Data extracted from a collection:
- - -
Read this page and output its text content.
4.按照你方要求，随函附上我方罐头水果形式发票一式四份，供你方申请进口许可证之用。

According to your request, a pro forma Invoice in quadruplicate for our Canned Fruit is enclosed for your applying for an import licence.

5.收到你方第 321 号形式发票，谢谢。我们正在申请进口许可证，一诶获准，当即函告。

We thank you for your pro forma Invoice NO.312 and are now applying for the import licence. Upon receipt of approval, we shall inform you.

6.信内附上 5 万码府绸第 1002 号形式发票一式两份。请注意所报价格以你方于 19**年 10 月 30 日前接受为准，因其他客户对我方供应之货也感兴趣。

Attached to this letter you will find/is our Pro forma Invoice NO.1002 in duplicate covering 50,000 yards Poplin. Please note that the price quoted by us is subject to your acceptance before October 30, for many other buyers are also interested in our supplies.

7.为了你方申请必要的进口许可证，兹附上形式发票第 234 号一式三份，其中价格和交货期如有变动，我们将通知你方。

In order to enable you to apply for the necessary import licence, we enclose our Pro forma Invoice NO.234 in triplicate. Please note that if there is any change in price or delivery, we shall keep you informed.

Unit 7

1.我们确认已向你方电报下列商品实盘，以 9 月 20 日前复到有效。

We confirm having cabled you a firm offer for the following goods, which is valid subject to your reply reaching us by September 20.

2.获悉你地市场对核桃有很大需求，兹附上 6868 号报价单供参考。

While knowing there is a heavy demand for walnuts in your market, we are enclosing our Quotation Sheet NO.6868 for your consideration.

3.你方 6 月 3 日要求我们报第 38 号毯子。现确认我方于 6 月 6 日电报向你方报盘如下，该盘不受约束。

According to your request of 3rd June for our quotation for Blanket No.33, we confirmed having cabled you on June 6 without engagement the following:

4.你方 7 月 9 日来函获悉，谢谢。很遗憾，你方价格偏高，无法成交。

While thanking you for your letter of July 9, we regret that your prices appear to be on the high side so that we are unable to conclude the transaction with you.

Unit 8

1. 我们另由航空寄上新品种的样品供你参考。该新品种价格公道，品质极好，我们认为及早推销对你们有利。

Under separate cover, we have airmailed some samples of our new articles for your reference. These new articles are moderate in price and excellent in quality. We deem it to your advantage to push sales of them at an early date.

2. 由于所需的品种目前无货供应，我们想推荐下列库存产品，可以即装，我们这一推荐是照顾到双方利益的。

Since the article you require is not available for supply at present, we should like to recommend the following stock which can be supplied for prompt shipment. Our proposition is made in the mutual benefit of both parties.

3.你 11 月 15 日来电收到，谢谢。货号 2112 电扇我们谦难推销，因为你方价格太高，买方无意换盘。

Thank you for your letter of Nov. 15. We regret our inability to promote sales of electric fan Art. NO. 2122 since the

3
- - -
→ **What to produce**
Repeat the records exactly, including every line.

→ **The response**
Read this page and output its text content.
4.按照你方要求，随函附上我方罐头水果形式发票一式四份，供你方申请进口许可证之用。

According to your request, a pro forma Invoice in quadruplicate for our Canned Fruit is enclosed for your applying for an import licence.

5.收到你方第 321 号形式发票，谢谢。我们正在申请进口许可证，一诶获准，当即函告。

We thank you for your pro forma Invoice NO.312 and are now applying for the import licence. Upon receipt of approval, we shall inform you.

6.信内附上 5 万码府绸第 1002 号形式发票一式两份。请注意所报价格以你方于 19**年 10 月 30 日前接受为准，因其他客户对我方供应之货也感兴趣。

Attached to this letter you will find/is our Pro forma Invoice NO.1002 in duplicate covering 50,000 yards Poplin. Please note that the price quoted by us is subject to your acceptance before October 30, for many other buyers are also interested in our supplies.

7.为了你方申请必要的进口许可证，兹附上形式发票第 234 号一式三份，其中价格和交货期如有变动，我们将通知你方。

In order to enable you to apply for the necessary import licence, we enclose our Pro forma Invoice NO.234 in triplicate. Please note that if there is any change in price or delivery, we shall keep you informed.

Unit 7

1.我们确认已向你方电报下列商品实盘，以 9 月 20 日前复到有效。

We confirm having cabled you a firm offer for the following goods, which is valid subject to your reply reaching us by September 20.

2.获悉你地市场对核桃有很大需求，兹附上 6868 号报价单供参考。

While knowing there is a heavy demand for walnuts in your market, we are enclosing our Quotation Sheet NO.6868 for your consideration.

3.你方 6 月 3 日要求我们报第 38 号毯子。现确认我方于 6 月 6 日电报向你方报盘如下，该盘不受约束。

According to your request of 3rd June for our quotation for Blanket No.33, we confirmed having cabled you on June 6 without engagement the following:

4.你方 7 月 9 日来函获悉，谢谢。很遗憾，你方价格偏高，无法成交。

While thanking you for your letter of July 9, we regret that your prices appear to be on the high side so that we are unable to conclude the transaction with you.

Unit 8

1. 我们另由航空寄上新品种的样品供你参考。该新品种价格公道，品质极好，我们认为及早推销对你们有利。

Under separate cover, we have airmailed some samples of our new articles for your reference. These new articles are moderate in price and excellent in quality. We deem it to your advantage to push sales of them at an early date.

2. 由于所需的品种目前无货供应，我们想推荐下列库存产品，可以即装，我们这一推荐是照顾到双方利益的。

Since the article you require is not available for supply at present, we should like to recommend the following stock which can be supplied for prompt shipment. Our proposition is made in the mutual benefit of both parties.

3.你 11 月 15 日来电收到，谢谢。货号 2112 电扇我们谦难推销，因为你方价格太高，买方无意换盘。

Thank you for your letter of Nov. 15. We regret our inability to promote sales of electric fan Art. NO. 2122 since the

3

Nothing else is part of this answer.